▶ _Aim_
Reproduce the listing below without any change.

▶ _Source data_
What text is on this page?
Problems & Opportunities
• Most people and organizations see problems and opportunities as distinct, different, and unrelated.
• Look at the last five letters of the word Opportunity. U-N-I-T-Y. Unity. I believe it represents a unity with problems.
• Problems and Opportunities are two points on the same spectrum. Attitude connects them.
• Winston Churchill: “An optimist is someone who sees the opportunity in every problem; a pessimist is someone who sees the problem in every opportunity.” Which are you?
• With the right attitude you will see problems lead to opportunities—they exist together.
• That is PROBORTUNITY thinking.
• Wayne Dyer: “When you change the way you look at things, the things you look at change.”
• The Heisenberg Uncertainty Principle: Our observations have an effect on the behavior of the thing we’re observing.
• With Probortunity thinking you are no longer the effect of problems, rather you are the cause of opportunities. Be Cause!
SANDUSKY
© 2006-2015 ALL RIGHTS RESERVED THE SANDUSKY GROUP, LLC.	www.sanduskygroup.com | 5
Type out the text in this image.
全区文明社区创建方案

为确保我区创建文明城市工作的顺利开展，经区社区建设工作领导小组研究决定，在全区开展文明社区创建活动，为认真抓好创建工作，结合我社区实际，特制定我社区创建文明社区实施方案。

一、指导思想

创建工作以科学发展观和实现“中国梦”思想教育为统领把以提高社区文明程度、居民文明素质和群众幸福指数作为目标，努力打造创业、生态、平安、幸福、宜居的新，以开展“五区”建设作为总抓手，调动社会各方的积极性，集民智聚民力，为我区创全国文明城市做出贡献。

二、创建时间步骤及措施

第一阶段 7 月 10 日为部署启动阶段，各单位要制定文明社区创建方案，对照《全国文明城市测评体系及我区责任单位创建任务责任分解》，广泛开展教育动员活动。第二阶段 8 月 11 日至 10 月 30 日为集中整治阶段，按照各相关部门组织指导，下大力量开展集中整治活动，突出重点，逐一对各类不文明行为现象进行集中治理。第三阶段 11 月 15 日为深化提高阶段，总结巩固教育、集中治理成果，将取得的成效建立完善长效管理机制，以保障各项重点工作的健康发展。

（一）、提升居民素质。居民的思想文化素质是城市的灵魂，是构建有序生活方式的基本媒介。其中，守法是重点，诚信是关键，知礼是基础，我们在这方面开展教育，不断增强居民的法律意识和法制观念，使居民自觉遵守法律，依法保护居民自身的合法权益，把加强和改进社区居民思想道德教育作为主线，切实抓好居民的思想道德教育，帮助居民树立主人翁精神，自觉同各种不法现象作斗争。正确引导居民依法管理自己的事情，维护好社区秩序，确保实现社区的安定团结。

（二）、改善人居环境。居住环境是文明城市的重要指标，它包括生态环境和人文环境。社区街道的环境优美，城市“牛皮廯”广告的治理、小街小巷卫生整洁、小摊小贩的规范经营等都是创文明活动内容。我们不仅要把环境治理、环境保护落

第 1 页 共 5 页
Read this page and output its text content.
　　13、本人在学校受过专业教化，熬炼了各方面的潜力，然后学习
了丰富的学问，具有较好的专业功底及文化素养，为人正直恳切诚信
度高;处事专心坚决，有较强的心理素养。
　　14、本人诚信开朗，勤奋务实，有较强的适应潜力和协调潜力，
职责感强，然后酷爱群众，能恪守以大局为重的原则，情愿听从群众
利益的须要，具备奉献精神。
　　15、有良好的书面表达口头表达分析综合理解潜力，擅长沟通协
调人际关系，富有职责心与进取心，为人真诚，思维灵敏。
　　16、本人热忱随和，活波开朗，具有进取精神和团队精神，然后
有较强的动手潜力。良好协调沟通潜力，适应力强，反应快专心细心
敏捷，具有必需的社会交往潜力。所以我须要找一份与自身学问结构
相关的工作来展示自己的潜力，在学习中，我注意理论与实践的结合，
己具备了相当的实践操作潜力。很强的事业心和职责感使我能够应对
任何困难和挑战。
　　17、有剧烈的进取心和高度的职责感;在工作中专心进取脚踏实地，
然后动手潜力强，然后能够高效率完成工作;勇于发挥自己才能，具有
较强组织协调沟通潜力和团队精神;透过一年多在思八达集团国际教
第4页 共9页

▶ _Reply to the task_
What text is on this page?
Problems & Opportunities
• Most people and organizations see problems and opportunities as distinct, different, and unrelated.
• Look at the last five letters of the word Opportunity. U-N-I-T-Y. Unity. I believe it represents a unity with problems.
• Problems and Opportunities are two points on the same spectrum. Attitude connects them.
• Winston Churchill: “An optimist is someone who sees the opportunity in every problem; a pessimist is someone who sees the problem in every opportunity.” Which are you?
• With the right attitude you will see problems lead to opportunities—they exist together.
• That is PROBORTUNITY thinking.
• Wayne Dyer: “When you change the way you look at things, the things you look at change.”
• The Heisenberg Uncertainty Principle: Our observations have an effect on the behavior of the thing we’re observing.
• With Probortunity thinking you are no longer the effect of problems, rather you are the cause of opportunities. Be Cause!
SANDUSKY
© 2006-2015 ALL RIGHTS RESERVED THE SANDUSKY GROUP, LLC.	www.sanduskygroup.com | 5
Type out the text in this image.
全区文明社区创建方案

为确保我区创建文明城市工作的顺利开展，经区社区建设工作领导小组研究决定，在全区开展文明社区创建活动，为认真抓好创建工作，结合我社区实际，特制定我社区创建文明社区实施方案。

一、指导思想

创建工作以科学发展观和实现“中国梦”思想教育为统领把以提高社区文明程度、居民文明素质和群众幸福指数作为目标，努力打造创业、生态、平安、幸福、宜居的新，以开展“五区”建设作为总抓手，调动社会各方的积极性，集民智聚民力，为我区创全国文明城市做出贡献。

二、创建时间步骤及措施

第一阶段 7 月 10 日为部署启动阶段，各单位要制定文明社区创建方案，对照《全国文明城市测评体系及我区责任单位创建任务责任分解》，广泛开展教育动员活动。第二阶段 8 月 11 日至 10 月 30 日为集中整治阶段，按照各相关部门组织指导，下大力量开展集中整治活动，突出重点，逐一对各类不文明行为现象进行集中治理。第三阶段 11 月 15 日为深化提高阶段，总结巩固教育、集中治理成果，将取得的成效建立完善长效管理机制，以保障各项重点工作的健康发展。

（一）、提升居民素质。居民的思想文化素质是城市的灵魂，是构建有序生活方式的基本媒介。其中，守法是重点，诚信是关键，知礼是基础，我们在这方面开展教育，不断增强居民的法律意识和法制观念，使居民自觉遵守法律，依法保护居民自身的合法权益，把加强和改进社区居民思想道德教育作为主线，切实抓好居民的思想道德教育，帮助居民树立主人翁精神，自觉同各种不法现象作斗争。正确引导居民依法管理自己的事情，维护好社区秩序，确保实现社区的安定团结。

（二）、改善人居环境。居住环境是文明城市的重要指标，它包括生态环境和人文环境。社区街道的环境优美，城市“牛皮廯”广告的治理、小街小巷卫生整洁、小摊小贩的规范经营等都是创文明活动内容。我们不仅要把环境治理、环境保护落

第 1 页 共 5 页
Read this page and output its text content.
　　13、本人在学校受过专业教化，熬炼了各方面的潜力，然后学习
了丰富的学问，具有较好的专业功底及文化素养，为人正直恳切诚信
度高;处事专心坚决，有较强的心理素养。
　　14、本人诚信开朗，勤奋务实，有较强的适应潜力和协调潜力，
职责感强，然后酷爱群众，能恪守以大局为重的原则，情愿听从群众
利益的须要，具备奉献精神。
　　15、有良好的书面表达口头表达分析综合理解潜力，擅长沟通协
调人际关系，富有职责心与进取心，为人真诚，思维灵敏。
　　16、本人热忱随和，活波开朗，具有进取精神和团队精神，然后
有较强的动手潜力。良好协调沟通潜力，适应力强，反应快专心细心
敏捷，具有必需的社会交往潜力。所以我须要找一份与自身学问结构
相关的工作来展示自己的潜力，在学习中，我注意理论与实践的结合，
己具备了相当的实践操作潜力。很强的事业心和职责感使我能够应对
任何困难和挑战。
　　17、有剧烈的进取心和高度的职责感;在工作中专心进取脚踏实地，
然后动手潜力强，然后能够高效率完成工作;勇于发挥自己才能，具有
较强组织协调沟通潜力和团队精神;透过一年多在思八达集团国际教
第4页 共9页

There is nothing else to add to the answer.